The data below is to be returned in full and exactly.
** Start of MATERIAL SHOWN **
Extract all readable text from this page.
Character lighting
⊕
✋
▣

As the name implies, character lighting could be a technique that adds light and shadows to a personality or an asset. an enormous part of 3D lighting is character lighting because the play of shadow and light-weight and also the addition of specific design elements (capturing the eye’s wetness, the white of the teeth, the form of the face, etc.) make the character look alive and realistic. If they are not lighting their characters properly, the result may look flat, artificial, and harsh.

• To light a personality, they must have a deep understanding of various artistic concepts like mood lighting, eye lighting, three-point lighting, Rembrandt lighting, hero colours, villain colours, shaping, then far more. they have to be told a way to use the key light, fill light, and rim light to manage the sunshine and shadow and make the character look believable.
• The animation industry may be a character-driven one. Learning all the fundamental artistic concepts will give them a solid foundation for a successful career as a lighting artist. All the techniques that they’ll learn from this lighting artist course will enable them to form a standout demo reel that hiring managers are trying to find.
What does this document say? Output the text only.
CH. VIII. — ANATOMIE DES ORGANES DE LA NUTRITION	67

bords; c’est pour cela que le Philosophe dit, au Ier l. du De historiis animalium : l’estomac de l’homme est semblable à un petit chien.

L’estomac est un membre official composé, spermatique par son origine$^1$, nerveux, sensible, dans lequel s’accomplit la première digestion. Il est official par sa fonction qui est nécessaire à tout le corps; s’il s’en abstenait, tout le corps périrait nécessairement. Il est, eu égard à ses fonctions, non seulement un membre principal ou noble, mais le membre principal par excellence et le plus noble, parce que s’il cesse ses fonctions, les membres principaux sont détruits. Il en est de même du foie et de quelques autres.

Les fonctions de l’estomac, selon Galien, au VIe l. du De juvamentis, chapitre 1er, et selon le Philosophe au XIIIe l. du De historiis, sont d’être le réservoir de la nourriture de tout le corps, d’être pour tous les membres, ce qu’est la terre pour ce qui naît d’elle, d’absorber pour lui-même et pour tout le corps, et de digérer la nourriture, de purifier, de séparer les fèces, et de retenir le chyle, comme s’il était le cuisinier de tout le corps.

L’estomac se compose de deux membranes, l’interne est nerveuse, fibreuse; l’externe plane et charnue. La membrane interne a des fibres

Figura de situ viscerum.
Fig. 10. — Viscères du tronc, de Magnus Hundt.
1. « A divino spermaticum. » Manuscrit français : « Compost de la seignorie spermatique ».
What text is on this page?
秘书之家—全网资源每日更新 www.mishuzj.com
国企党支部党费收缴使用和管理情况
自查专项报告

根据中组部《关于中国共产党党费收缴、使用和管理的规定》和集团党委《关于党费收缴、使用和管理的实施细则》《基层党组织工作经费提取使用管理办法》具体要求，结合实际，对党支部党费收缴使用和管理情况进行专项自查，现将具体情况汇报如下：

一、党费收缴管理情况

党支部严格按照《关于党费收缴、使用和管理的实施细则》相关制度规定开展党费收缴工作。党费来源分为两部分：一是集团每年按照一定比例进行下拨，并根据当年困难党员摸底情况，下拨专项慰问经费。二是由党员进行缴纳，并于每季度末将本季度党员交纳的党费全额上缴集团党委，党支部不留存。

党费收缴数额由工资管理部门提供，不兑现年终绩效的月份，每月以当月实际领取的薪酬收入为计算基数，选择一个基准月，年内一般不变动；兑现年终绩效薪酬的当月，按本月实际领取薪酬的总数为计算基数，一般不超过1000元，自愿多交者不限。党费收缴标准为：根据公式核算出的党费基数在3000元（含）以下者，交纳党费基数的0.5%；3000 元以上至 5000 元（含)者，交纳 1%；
** End of MATERIAL SHOWN **
▶ _RESPONSE BELOW_:
Extract all readable text from this page.
Character lighting
⊕
✋
▣

As the name implies, character lighting could be a technique that adds light and shadows to a personality or an asset. an enormous part of 3D lighting is character lighting because the play of shadow and light-weight and also the addition of specific design elements (capturing the eye’s wetness, the white of the teeth, the form of the face, etc.) make the character look alive and realistic. If they are not lighting their characters properly, the result may look flat, artificial, and harsh.

• To light a personality, they must have a deep understanding of various artistic concepts like mood lighting, eye lighting, three-point lighting, Rembrandt lighting, hero colours, villain colours, shaping, then far more. they have to be told a way to use the key light, fill light, and rim light to manage the sunshine and shadow and make the character look believable.
• The animation industry may be a character-driven one. Learning all the fundamental artistic concepts will give them a solid foundation for a successful career as a lighting artist. All the techniques that they’ll learn from this lighting artist course will enable them to form a standout demo reel that hiring managers are trying to find.
What does this document say? Output the text only.
CH. VIII. — ANATOMIE DES ORGANES DE LA NUTRITION	67

bords; c’est pour cela que le Philosophe dit, au Ier l. du De historiis animalium : l’estomac de l’homme est semblable à un petit chien.

L’estomac est un membre official composé, spermatique par son origine$^1$, nerveux, sensible, dans lequel s’accomplit la première digestion. Il est official par sa fonction qui est nécessaire à tout le corps; s’il s’en abstenait, tout le corps périrait nécessairement. Il est, eu égard à ses fonctions, non seulement un membre principal ou noble, mais le membre principal par excellence et le plus noble, parce que s’il cesse ses fonctions, les membres principaux sont détruits. Il en est de même du foie et de quelques autres.

Les fonctions de l’estomac, selon Galien, au VIe l. du De juvamentis, chapitre 1er, et selon le Philosophe au XIIIe l. du De historiis, sont d’être le réservoir de la nourriture de tout le corps, d’être pour tous les membres, ce qu’est la terre pour ce qui naît d’elle, d’absorber pour lui-même et pour tout le corps, et de digérer la nourriture, de purifier, de séparer les fèces, et de retenir le chyle, comme s’il était le cuisinier de tout le corps.

L’estomac se compose de deux membranes, l’interne est nerveuse, fibreuse; l’externe plane et charnue. La membrane interne a des fibres

Figura de situ viscerum.
Fig. 10. — Viscères du tronc, de Magnus Hundt.
1. « A divino spermaticum. » Manuscrit français : « Compost de la seignorie spermatique ».
What text is on this page?
秘书之家—全网资源每日更新 www.mishuzj.com
国企党支部党费收缴使用和管理情况
自查专项报告

根据中组部《关于中国共产党党费收缴、使用和管理的规定》和集团党委《关于党费收缴、使用和管理的实施细则》《基层党组织工作经费提取使用管理办法》具体要求，结合实际，对党支部党费收缴使用和管理情况进行专项自查，现将具体情况汇报如下：

一、党费收缴管理情况

党支部严格按照《关于党费收缴、使用和管理的实施细则》相关制度规定开展党费收缴工作。党费来源分为两部分：一是集团每年按照一定比例进行下拨，并根据当年困难党员摸底情况，下拨专项慰问经费。二是由党员进行缴纳，并于每季度末将本季度党员交纳的党费全额上缴集团党委，党支部不留存。

党费收缴数额由工资管理部门提供，不兑现年终绩效的月份，每月以当月实际领取的薪酬收入为计算基数，选择一个基准月，年内一般不变动；兑现年终绩效薪酬的当月，按本月实际领取薪酬的总数为计算基数，一般不超过1000元，自愿多交者不限。党费收缴标准为：根据公式核算出的党费基数在3000元（含）以下者，交纳党费基数的0.5%；3000 元以上至 5000 元（含)者，交纳 1%；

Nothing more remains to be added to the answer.